## Exercise description:
Copy each line with the word "Menor" in it.
-*-
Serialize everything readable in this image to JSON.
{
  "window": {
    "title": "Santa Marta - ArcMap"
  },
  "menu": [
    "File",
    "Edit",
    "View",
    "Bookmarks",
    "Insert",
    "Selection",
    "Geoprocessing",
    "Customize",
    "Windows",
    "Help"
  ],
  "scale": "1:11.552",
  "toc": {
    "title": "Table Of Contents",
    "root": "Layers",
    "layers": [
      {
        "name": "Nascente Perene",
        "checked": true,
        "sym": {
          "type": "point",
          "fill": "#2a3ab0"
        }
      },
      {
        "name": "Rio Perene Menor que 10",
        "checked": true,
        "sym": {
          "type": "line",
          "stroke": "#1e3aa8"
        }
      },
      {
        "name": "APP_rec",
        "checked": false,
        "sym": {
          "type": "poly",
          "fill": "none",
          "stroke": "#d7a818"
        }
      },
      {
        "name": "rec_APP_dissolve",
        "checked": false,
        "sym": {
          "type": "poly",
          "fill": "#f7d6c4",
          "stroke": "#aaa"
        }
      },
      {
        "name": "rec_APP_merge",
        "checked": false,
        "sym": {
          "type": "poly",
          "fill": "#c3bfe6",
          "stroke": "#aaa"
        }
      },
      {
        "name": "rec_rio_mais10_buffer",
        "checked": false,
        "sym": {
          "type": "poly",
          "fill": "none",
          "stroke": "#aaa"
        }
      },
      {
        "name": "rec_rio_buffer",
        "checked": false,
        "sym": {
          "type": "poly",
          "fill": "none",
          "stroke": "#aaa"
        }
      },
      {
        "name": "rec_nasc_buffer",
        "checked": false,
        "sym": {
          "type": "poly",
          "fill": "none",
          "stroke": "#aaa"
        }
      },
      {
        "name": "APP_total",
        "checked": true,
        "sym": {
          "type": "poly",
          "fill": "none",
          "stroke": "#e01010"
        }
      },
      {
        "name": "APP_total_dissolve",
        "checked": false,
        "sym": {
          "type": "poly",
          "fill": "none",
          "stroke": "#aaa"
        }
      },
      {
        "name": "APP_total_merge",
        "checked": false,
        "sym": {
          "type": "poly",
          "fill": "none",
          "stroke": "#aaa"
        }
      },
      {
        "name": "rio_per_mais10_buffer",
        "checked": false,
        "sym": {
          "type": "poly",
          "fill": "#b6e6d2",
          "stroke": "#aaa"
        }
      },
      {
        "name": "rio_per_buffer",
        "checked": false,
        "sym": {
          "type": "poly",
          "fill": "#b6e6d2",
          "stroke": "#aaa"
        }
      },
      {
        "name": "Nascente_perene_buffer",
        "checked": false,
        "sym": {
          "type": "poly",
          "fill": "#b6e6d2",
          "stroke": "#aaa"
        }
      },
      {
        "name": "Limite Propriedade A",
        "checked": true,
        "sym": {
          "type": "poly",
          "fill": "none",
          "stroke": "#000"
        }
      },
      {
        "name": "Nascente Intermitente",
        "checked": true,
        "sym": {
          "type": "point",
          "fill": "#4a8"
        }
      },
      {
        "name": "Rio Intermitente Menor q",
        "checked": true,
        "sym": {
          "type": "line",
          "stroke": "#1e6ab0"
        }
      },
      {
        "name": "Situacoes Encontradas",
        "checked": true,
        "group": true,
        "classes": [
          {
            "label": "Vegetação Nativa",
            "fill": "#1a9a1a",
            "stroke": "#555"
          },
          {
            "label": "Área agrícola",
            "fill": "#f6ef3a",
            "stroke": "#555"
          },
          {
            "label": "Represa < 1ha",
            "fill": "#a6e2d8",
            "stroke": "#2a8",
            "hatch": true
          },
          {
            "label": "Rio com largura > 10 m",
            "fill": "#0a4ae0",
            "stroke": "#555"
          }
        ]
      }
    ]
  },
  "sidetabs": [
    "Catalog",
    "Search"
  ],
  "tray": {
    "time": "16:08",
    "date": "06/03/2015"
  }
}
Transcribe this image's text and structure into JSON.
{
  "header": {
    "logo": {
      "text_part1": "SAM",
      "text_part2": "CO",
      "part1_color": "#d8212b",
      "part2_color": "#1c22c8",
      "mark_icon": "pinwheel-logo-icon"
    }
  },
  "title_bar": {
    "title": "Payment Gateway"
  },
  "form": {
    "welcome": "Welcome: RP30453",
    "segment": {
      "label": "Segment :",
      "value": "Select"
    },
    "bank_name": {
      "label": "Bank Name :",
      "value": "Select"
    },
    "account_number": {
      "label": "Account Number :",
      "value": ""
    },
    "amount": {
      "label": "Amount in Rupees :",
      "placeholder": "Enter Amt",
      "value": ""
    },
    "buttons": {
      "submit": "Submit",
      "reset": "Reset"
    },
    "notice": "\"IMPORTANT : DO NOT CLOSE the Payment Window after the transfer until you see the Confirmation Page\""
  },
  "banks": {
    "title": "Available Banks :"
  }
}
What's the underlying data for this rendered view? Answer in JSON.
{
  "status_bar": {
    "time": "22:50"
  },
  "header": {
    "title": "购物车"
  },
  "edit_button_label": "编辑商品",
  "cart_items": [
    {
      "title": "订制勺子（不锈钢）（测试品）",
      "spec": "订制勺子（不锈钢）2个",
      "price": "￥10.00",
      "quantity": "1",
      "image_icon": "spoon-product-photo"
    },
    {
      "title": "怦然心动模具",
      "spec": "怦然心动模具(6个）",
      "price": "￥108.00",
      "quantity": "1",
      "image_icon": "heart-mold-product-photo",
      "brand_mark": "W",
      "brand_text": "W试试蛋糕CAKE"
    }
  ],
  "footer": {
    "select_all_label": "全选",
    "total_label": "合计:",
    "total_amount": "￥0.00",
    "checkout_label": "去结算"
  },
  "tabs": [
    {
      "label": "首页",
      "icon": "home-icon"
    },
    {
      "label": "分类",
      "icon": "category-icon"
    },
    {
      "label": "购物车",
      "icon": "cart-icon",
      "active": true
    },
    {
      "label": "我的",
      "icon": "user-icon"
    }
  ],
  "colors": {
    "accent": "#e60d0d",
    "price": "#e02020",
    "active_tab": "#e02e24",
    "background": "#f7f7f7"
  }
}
-*-
## Final answer:
        "name": "Rio Perene Menor que 10",
        "name": "Rio Intermitente Menor q",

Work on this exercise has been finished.